— SET TASK —
Write out every line of text in the records below word for word, omitting the pictures themselves.

— PROVIDED DATA —

--- START ---

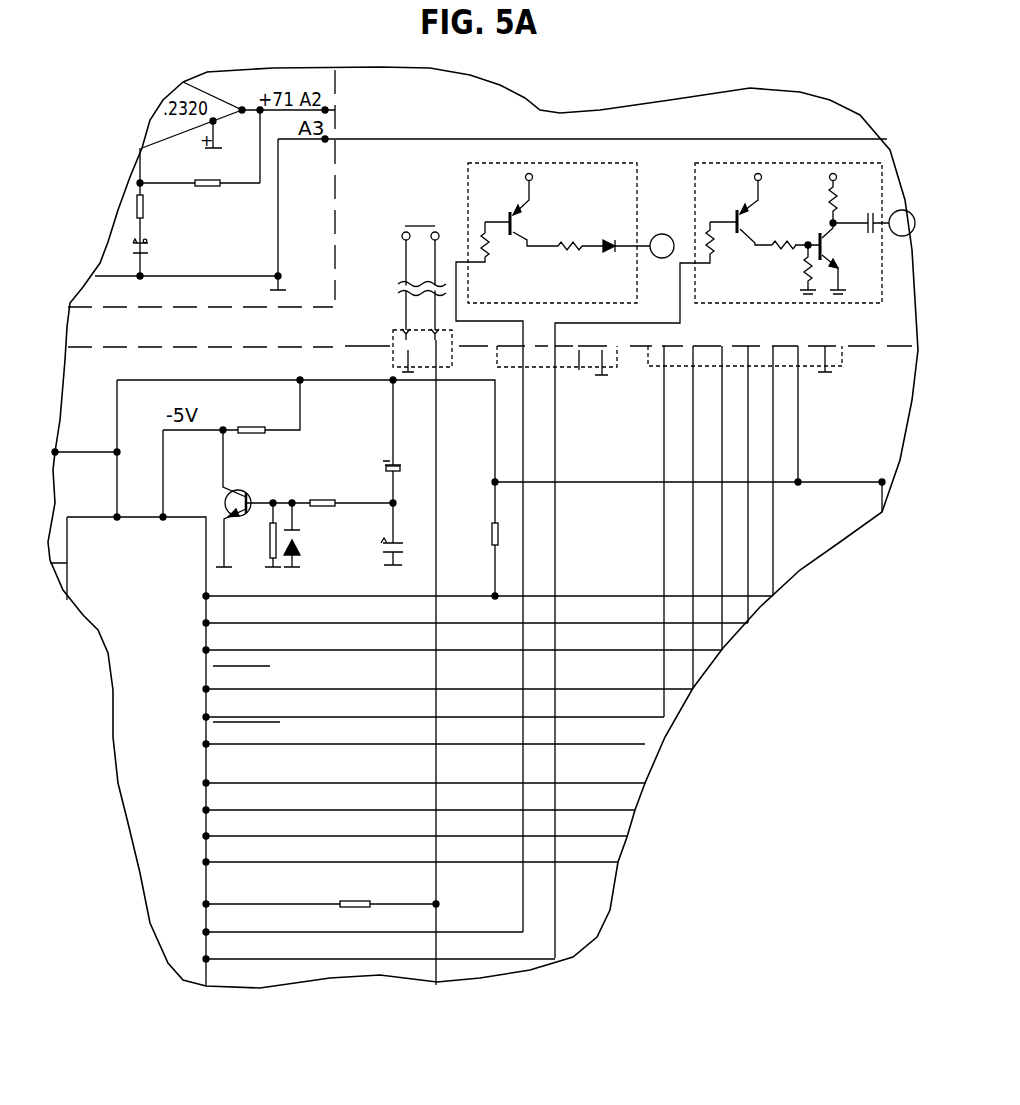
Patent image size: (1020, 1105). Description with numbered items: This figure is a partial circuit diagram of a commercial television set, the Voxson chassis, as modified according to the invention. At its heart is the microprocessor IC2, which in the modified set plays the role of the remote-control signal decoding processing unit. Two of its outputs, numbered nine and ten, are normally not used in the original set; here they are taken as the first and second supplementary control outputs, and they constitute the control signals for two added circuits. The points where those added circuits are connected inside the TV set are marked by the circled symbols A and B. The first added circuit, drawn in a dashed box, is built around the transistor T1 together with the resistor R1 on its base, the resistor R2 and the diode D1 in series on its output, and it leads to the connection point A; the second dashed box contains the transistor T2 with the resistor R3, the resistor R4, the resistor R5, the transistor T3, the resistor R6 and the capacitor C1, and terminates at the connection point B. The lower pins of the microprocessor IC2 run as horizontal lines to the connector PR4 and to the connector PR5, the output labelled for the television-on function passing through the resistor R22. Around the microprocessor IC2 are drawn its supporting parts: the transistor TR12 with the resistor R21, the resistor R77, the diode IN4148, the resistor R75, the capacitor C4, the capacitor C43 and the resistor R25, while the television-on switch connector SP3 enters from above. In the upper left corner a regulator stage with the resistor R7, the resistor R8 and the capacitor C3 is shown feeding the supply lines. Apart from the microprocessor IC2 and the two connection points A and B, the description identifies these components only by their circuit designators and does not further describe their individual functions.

The resistor R7 is at (162, 213).
The resistor R8 is at (216, 209).
The capacitor C3 is at (166, 255).
The TV on switch connector SP3 is at (409, 590).
The transistor T1 is at (552, 233).
The resistor R1 is at (489, 577).
The resistor R2 is at (580, 232).
The diode D1 is at (625, 232).
The connection point A is at (662, 246).
The transistor T2 is at (788, 233).
The resistor R3 is at (646, 590).
The resistor R4 is at (796, 231).
The resistor R5 is at (797, 269).
The transistor T3 is at (835, 257).
The resistor R6 is at (839, 196).
The capacitor C1 is at (861, 233).
The connection point B is at (902, 223).
The connector PR4 is at (555, 348).
The connector PR5 is at (780, 531).
The resistor R21 is at (252, 429).
The microprocessor IC2 is at (411, 728).
The transistor BC548C TR12 is at (222, 498).
The resistor R77 is at (256, 535).
The diode IN4148 is at (328, 535).
The resistor R75 is at (333, 482).
The capacitor C4 is at (378, 441).
The capacitor C43 is at (408, 537).
The resistor R25 is at (476, 537).
The resistor R22 is at (355, 904).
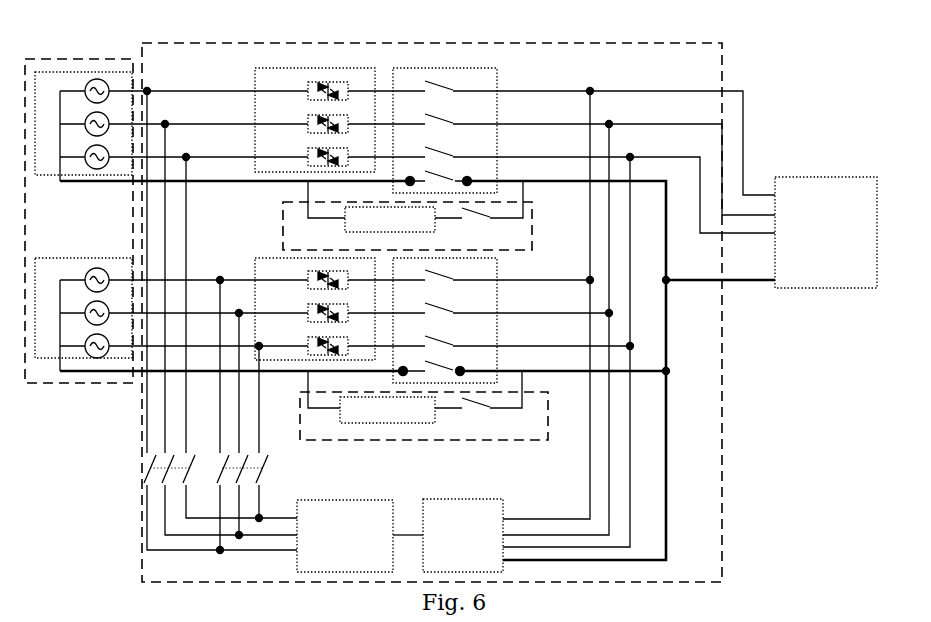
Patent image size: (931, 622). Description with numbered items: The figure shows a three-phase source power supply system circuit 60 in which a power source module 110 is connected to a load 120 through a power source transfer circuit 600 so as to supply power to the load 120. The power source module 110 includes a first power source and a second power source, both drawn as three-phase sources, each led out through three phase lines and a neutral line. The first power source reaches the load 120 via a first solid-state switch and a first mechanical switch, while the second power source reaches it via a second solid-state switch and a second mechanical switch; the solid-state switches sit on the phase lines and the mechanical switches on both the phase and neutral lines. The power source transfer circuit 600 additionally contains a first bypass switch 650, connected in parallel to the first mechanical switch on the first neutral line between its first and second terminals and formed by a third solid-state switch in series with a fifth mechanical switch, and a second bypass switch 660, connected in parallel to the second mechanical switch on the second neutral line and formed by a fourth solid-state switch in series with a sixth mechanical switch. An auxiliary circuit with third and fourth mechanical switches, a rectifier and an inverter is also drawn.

The three-phase source power supply system circuit 60 is at (866, 581).
The power source module 110 is at (82, 57).
The load 120 is at (820, 177).
The power source transfer circuit 600 is at (744, 418).
The first bypass switch 650 is at (283, 220).
The second bypass switch 660 is at (300, 410).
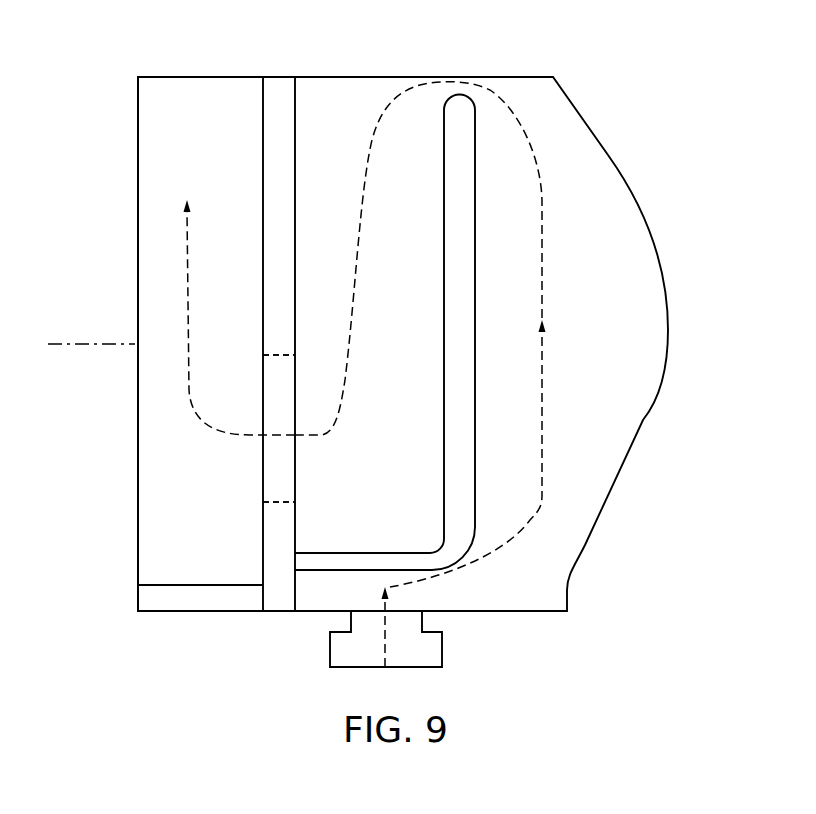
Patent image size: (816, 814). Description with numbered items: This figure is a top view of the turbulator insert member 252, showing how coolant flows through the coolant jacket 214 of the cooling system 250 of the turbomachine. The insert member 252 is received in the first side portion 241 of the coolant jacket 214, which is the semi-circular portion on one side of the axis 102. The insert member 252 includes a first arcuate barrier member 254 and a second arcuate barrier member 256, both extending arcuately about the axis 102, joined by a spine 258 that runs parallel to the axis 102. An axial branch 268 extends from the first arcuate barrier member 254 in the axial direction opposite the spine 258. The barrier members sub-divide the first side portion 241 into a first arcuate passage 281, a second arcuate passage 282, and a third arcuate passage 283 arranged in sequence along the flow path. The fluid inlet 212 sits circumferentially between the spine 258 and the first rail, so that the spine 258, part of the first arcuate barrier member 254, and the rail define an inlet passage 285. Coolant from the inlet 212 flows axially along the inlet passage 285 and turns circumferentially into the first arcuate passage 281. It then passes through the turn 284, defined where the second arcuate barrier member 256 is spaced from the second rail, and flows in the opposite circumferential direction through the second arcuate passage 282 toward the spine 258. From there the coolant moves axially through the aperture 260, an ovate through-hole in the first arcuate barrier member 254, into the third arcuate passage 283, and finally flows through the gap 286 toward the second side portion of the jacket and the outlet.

The axis 102 is at (73, 343).
The fluid inlet 212 is at (430, 648).
The coolant jacket 214 is at (205, 77).
The first side portion 241 is at (150, 190).
The cooling system 250 is at (135, 532).
The turbulator insert member 252 is at (275, 464).
The first arcuate barrier member 254 is at (285, 150).
The second arcuate barrier member 256 is at (455, 270).
The spine 258 is at (355, 553).
The aperture 260 is at (275, 393).
The axial branch 268 is at (170, 585).
The first arcuate passage 281 is at (636, 337).
The second arcuate passage 282 is at (420, 337).
The third arcuate passage 283 is at (248, 337).
The turn 284 is at (470, 77).
The inlet passage 285 is at (313, 611).
The gap 286 is at (152, 88).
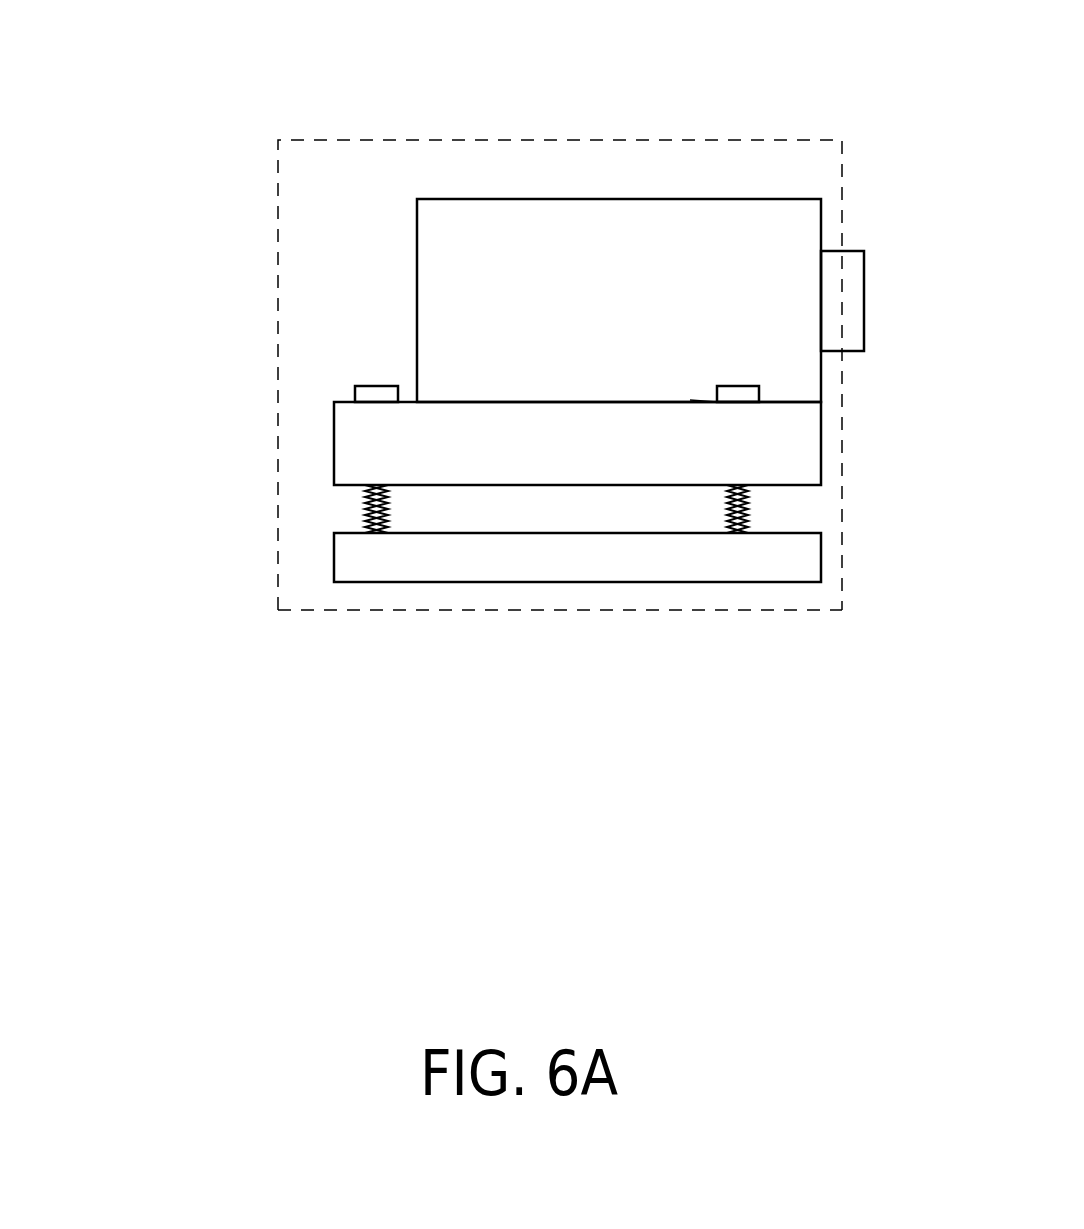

--- END ---

— OUTPUT OF THE TASK —
Patent image size: (1020, 1105). Description with numbered items: This figure is a partial circuit diagram of a commercial television set, the Voxson chassis, as modified according to the invention. At its heart is the microprocessor IC2, which in the modified set plays the role of the remote-control signal decoding processing unit. Two of its outputs, numbered nine and ten, are normally not used in the original set; here they are taken as the first and second supplementary control outputs, and they constitute the control signals for two added circuits. The points where those added circuits are connected inside the TV set are marked by the circled symbols A and B. The first added circuit, drawn in a dashed box, is built around the transistor T1 together with the resistor R1 on its base, the resistor R2 and the diode D1 in series on its output, and it leads to the connection point A; the second dashed box contains the transistor T2 with the resistor R3, the resistor R4, the resistor R5, the transistor T3, the resistor R6 and the capacitor C1, and terminates at the connection point B. The lower pins of the microprocessor IC2 run as horizontal lines to the connector PR4 and to the connector PR5, the output labelled for the television-on function passing through the resistor R22. Around the microprocessor IC2 are drawn its supporting parts: the transistor TR12 with the resistor R21, the resistor R77, the diode IN4148, the resistor R75, the capacitor C4, the capacitor C43 and the resistor R25, while the television-on switch connector SP3 enters from above. In the upper left corner a regulator stage with the resistor R7, the resistor R8 and the capacitor C3 is shown feeding the supply lines. Apart from the microprocessor IC2 and the two connection points A and B, the description identifies these components only by their circuit designators and does not further describe their individual functions.

The resistor R7 is at (162, 213).
The resistor R8 is at (216, 209).
The capacitor C3 is at (166, 255).
The TV on switch connector SP3 is at (409, 590).
The transistor T1 is at (552, 233).
The resistor R1 is at (489, 577).
The resistor R2 is at (580, 232).
The diode D1 is at (625, 232).
The connection point A is at (662, 246).
The transistor T2 is at (788, 233).
The resistor R3 is at (646, 590).
The resistor R4 is at (796, 231).
The resistor R5 is at (797, 269).
The transistor T3 is at (835, 257).
The resistor R6 is at (839, 196).
The capacitor C1 is at (861, 233).
The connection point B is at (902, 223).
The connector PR4 is at (555, 348).
The connector PR5 is at (780, 531).
The resistor R21 is at (252, 429).
The microprocessor IC2 is at (411, 728).
The transistor BC548C TR12 is at (222, 498).
The resistor R77 is at (256, 535).
The diode IN4148 is at (328, 535).
The resistor R75 is at (333, 482).
The capacitor C4 is at (378, 441).
The capacitor C43 is at (408, 537).
The resistor R25 is at (476, 537).
The resistor R22 is at (355, 904).
Patent image size: (931, 622). Description with numbered items: The figure shows a three-phase source power supply system circuit 60 in which a power source module 110 is connected to a load 120 through a power source transfer circuit 600 so as to supply power to the load 120. The power source module 110 includes a first power source and a second power source, both drawn as three-phase sources, each led out through three phase lines and a neutral line. The first power source reaches the load 120 via a first solid-state switch and a first mechanical switch, while the second power source reaches it via a second solid-state switch and a second mechanical switch; the solid-state switches sit on the phase lines and the mechanical switches on both the phase and neutral lines. The power source transfer circuit 600 additionally contains a first bypass switch 650, connected in parallel to the first mechanical switch on the first neutral line between its first and second terminals and formed by a third solid-state switch in series with a fifth mechanical switch, and a second bypass switch 660, connected in parallel to the second mechanical switch on the second neutral line and formed by a fourth solid-state switch in series with a sixth mechanical switch. An auxiliary circuit with third and fourth mechanical switches, a rectifier and an inverter is also drawn.

The three-phase source power supply system circuit 60 is at (866, 581).
The power source module 110 is at (82, 57).
The load 120 is at (820, 177).
The power source transfer circuit 600 is at (744, 418).
The first bypass switch 650 is at (283, 220).
The second bypass switch 660 is at (300, 410).
Patent image size: (816, 814). Description with numbered items: This figure is a top view of the turbulator insert member 252, showing how coolant flows through the coolant jacket 214 of the cooling system 250 of the turbomachine. The insert member 252 is received in the first side portion 241 of the coolant jacket 214, which is the semi-circular portion on one side of the axis 102. The insert member 252 includes a first arcuate barrier member 254 and a second arcuate barrier member 256, both extending arcuately about the axis 102, joined by a spine 258 that runs parallel to the axis 102. An axial branch 268 extends from the first arcuate barrier member 254 in the axial direction opposite the spine 258. The barrier members sub-divide the first side portion 241 into a first arcuate passage 281, a second arcuate passage 282, and a third arcuate passage 283 arranged in sequence along the flow path. The fluid inlet 212 sits circumferentially between the spine 258 and the first rail, so that the spine 258, part of the first arcuate barrier member 254, and the rail define an inlet passage 285. Coolant from the inlet 212 flows axially along the inlet passage 285 and turns circumferentially into the first arcuate passage 281. It then passes through the turn 284, defined where the second arcuate barrier member 256 is spaced from the second rail, and flows in the opposite circumferential direction through the second arcuate passage 282 toward the spine 258. From there the coolant moves axially through the aperture 260, an ovate through-hole in the first arcuate barrier member 254, into the third arcuate passage 283, and finally flows through the gap 286 toward the second side portion of the jacket and the outlet.

The axis 102 is at (73, 343).
The fluid inlet 212 is at (430, 648).
The coolant jacket 214 is at (205, 77).
The first side portion 241 is at (150, 190).
The cooling system 250 is at (135, 532).
The turbulator insert member 252 is at (275, 464).
The first arcuate barrier member 254 is at (285, 150).
The second arcuate barrier member 256 is at (455, 270).
The spine 258 is at (355, 553).
The aperture 260 is at (275, 393).
The axial branch 268 is at (170, 585).
The first arcuate passage 281 is at (636, 337).
The second arcuate passage 282 is at (420, 337).
The third arcuate passage 283 is at (248, 337).
The turn 284 is at (470, 77).
The inlet passage 285 is at (313, 611).
The gap 286 is at (152, 88).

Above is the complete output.